--- START OF DATASET EXTRACT ---

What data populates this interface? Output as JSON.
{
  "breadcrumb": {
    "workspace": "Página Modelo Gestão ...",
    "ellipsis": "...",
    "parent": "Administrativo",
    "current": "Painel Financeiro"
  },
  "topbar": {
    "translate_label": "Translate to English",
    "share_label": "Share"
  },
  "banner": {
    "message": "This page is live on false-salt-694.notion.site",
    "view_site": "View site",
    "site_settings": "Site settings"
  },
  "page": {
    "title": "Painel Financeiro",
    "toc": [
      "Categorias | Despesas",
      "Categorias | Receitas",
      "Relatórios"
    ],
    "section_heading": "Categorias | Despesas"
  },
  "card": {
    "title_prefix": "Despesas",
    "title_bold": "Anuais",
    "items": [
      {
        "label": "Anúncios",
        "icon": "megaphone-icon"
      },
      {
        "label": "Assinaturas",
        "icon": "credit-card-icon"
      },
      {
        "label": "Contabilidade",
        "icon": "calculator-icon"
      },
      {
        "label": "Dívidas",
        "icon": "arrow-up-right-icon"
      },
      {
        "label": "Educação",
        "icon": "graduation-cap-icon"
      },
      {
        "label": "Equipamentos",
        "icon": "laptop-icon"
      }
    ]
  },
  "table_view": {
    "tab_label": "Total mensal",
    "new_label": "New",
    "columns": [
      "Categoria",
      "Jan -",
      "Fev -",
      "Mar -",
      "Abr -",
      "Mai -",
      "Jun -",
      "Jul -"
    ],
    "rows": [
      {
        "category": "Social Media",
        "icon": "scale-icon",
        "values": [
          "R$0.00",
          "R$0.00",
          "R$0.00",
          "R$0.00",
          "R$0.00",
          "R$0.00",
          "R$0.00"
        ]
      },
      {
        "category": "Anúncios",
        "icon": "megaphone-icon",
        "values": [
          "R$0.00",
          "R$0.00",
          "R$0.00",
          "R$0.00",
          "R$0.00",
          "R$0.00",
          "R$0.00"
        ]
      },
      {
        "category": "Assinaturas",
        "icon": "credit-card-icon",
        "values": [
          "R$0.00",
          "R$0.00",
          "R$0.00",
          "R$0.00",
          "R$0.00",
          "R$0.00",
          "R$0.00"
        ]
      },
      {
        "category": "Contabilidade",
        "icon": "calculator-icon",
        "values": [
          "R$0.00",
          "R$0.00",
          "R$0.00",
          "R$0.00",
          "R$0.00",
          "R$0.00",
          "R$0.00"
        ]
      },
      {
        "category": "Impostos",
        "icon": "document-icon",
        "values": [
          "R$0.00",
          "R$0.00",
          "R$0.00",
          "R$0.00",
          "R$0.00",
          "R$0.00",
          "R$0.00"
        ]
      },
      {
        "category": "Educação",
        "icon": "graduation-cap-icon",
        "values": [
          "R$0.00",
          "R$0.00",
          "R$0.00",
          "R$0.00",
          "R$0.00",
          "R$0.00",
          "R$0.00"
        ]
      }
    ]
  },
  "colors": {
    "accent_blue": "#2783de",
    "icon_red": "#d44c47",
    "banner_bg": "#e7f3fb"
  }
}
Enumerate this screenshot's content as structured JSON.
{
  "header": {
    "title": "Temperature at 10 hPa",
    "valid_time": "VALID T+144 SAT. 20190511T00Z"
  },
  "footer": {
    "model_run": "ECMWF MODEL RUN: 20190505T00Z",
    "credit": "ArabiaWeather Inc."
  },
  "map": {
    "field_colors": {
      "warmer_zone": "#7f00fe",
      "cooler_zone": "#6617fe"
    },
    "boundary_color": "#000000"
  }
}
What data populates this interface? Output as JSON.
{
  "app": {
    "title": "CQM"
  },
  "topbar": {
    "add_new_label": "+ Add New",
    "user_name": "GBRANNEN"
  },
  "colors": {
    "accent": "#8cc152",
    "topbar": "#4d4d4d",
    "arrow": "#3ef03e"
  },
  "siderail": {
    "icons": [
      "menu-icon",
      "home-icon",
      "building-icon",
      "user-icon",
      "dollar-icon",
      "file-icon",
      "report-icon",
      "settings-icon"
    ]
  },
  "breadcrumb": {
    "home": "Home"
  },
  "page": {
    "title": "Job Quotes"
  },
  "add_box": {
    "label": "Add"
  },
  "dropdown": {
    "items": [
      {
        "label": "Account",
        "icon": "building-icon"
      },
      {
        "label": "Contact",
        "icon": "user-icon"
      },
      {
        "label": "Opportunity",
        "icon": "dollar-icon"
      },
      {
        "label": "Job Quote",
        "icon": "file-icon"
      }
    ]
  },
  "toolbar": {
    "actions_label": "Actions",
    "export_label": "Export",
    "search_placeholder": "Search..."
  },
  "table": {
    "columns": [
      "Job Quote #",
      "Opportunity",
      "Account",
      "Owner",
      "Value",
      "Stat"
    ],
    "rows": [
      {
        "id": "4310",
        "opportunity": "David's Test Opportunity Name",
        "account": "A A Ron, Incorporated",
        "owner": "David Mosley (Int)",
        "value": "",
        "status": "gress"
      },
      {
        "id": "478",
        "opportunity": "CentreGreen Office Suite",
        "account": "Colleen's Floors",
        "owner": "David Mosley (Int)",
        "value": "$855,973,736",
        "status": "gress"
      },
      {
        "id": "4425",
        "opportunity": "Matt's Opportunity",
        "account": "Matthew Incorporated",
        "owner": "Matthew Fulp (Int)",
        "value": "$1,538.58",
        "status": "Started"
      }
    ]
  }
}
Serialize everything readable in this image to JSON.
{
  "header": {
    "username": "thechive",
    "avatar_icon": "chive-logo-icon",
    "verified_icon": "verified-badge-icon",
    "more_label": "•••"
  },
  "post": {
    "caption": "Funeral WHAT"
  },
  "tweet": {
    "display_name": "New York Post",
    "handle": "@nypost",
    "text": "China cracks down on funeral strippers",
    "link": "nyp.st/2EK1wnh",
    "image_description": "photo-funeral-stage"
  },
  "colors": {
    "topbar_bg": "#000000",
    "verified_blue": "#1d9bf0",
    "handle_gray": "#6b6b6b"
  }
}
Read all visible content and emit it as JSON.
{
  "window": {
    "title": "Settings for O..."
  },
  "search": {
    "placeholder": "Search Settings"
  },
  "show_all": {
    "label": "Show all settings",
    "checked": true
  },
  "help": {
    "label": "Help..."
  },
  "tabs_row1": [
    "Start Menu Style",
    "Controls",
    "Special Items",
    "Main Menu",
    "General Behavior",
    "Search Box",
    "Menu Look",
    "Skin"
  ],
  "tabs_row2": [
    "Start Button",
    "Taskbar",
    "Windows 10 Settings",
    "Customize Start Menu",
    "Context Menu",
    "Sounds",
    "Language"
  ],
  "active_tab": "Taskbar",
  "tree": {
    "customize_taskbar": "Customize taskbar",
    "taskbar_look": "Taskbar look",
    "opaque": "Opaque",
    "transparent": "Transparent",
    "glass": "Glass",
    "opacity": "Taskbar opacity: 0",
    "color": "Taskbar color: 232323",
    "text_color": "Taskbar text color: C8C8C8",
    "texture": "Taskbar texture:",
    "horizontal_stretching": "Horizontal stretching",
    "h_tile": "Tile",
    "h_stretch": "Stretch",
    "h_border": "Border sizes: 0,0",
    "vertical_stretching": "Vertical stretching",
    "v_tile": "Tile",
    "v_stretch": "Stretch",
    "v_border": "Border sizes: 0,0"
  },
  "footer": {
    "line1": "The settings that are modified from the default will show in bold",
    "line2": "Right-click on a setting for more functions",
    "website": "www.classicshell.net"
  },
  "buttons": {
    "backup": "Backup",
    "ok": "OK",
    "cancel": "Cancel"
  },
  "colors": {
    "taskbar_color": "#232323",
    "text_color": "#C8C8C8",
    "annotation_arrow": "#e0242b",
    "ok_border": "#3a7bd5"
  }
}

--- END OF DATASET EXTRACT ---

▶ WHAT IS EXPECTED
Go through the entries and return each line where the word "calculator" appears.

▶ ANSWER TO THIS EXERCISE
        "icon": "calculator-icon"
        "icon": "calculator-icon",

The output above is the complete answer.